* BEGIN *

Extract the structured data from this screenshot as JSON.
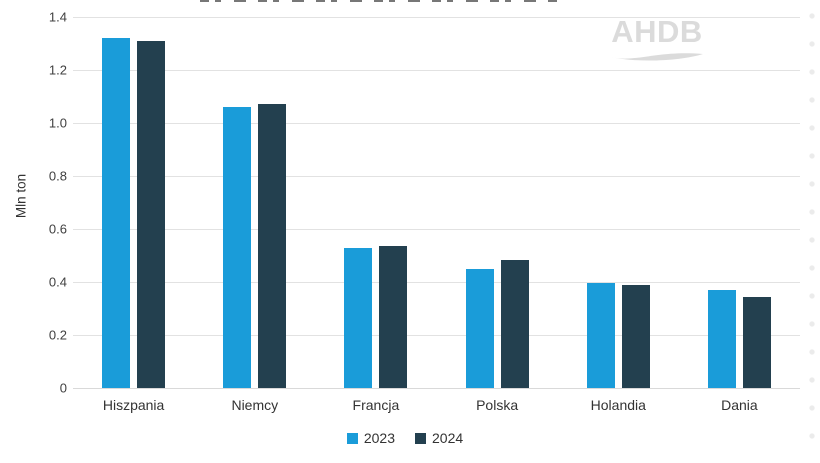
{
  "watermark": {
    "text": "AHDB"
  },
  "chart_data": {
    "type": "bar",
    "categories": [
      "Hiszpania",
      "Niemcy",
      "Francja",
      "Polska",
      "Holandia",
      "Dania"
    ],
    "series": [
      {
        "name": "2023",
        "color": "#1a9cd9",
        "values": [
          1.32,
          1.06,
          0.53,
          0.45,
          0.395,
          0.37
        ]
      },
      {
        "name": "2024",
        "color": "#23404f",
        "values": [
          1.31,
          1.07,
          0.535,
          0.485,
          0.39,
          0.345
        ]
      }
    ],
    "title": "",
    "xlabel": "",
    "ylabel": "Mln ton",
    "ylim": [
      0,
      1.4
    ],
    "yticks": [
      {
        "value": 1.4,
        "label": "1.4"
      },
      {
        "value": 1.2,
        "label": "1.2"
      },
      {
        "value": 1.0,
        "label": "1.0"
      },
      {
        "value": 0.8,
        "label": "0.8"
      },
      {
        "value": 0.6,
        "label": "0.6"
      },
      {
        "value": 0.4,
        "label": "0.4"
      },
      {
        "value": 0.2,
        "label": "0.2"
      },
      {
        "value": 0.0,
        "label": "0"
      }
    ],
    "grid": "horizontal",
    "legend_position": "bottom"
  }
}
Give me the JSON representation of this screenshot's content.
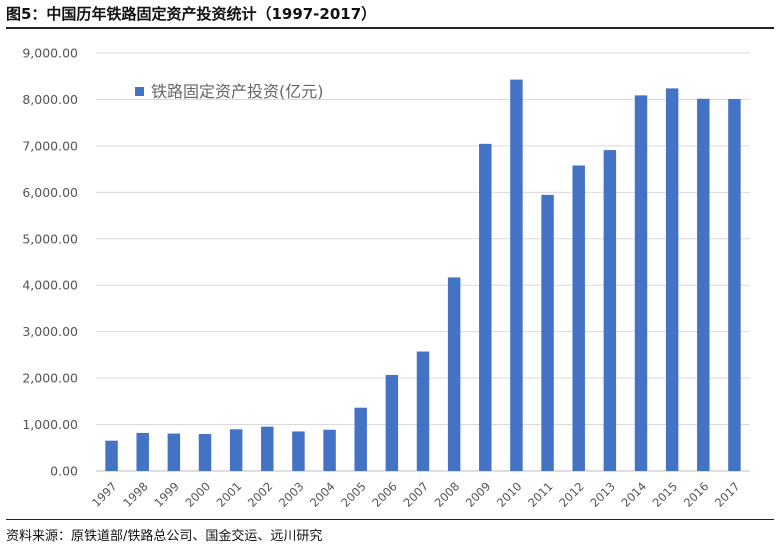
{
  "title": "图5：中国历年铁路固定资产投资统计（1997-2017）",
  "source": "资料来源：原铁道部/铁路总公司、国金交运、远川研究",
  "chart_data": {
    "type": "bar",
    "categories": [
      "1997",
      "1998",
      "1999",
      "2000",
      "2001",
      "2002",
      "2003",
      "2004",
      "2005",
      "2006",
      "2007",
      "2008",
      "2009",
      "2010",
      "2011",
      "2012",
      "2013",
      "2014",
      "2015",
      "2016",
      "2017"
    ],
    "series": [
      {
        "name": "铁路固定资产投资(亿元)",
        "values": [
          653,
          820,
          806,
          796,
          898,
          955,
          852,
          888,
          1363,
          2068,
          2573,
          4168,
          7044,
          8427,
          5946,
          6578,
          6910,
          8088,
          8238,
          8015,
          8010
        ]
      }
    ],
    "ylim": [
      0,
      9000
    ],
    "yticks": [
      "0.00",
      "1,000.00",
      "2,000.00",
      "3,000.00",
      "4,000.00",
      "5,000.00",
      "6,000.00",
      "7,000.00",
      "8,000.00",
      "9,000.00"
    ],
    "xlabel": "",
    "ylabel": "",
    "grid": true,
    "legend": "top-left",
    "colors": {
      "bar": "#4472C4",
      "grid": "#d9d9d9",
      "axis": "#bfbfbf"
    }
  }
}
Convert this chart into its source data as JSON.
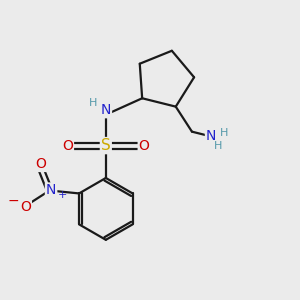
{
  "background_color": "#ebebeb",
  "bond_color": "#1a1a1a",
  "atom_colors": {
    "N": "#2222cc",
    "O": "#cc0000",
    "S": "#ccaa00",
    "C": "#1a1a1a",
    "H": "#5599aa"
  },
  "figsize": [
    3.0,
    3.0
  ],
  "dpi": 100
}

* END *
* BEGIN *

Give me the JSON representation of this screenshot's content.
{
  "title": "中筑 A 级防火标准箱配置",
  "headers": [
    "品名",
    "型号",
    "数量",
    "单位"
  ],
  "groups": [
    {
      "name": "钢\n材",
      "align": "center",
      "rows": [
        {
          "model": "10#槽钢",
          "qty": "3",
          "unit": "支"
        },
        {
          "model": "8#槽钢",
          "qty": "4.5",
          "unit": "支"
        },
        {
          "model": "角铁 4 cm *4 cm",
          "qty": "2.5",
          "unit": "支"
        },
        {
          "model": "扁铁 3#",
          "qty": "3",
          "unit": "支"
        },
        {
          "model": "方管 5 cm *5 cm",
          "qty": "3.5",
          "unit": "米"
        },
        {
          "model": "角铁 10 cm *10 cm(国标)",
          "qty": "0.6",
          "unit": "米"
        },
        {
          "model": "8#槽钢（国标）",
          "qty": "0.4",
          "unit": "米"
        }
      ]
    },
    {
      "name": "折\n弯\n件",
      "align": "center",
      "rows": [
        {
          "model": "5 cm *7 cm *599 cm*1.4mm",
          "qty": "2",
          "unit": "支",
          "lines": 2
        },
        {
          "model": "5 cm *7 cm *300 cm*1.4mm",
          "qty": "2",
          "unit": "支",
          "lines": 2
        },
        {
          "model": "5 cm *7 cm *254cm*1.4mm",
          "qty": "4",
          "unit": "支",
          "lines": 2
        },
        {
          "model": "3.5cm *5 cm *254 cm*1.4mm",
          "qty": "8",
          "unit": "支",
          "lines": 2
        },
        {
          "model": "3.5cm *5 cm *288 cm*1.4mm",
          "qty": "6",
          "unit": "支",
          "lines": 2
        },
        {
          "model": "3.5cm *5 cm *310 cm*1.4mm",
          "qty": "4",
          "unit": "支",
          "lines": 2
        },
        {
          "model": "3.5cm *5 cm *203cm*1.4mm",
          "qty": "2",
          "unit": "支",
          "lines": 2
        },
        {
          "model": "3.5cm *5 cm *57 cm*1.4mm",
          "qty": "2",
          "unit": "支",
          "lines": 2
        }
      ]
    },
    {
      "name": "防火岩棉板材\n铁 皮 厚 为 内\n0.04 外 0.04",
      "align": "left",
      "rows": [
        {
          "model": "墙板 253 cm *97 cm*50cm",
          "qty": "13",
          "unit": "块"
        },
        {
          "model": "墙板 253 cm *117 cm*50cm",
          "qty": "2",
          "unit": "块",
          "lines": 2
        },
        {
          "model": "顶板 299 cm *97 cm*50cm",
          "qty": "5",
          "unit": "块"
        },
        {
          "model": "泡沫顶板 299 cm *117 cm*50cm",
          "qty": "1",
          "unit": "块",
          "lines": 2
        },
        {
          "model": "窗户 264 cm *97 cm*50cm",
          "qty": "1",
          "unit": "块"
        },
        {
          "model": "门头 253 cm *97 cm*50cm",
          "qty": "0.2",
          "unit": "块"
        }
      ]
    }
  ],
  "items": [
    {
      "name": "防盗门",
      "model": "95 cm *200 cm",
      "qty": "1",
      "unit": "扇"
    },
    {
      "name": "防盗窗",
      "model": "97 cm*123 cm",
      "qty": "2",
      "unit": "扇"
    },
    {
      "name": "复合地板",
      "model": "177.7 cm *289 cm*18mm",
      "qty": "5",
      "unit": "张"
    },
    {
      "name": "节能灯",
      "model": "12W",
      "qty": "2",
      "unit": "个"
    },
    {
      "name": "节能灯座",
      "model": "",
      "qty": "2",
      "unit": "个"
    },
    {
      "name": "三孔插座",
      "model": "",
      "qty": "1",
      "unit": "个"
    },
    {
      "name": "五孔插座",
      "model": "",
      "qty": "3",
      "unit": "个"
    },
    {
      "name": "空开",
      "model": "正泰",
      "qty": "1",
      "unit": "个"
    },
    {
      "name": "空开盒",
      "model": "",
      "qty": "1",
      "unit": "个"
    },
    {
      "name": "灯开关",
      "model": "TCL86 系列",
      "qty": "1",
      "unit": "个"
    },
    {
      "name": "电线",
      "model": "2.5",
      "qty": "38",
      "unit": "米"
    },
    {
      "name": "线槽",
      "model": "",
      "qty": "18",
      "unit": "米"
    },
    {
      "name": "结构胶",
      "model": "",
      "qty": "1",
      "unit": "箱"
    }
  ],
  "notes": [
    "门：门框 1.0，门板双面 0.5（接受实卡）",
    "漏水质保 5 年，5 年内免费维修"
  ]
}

* END *

• [WORK INSTRUCTIONS] For each line of the listing that holds the word "JSON", show that line.

• [SOLVED PROBLEM]
Extract the structured data from this screenshot as JSON.
Give me the JSON representation of this screenshot's content.
Convert this chart into its source data as JSON.
Give me the JSON representation of this screenshot's content.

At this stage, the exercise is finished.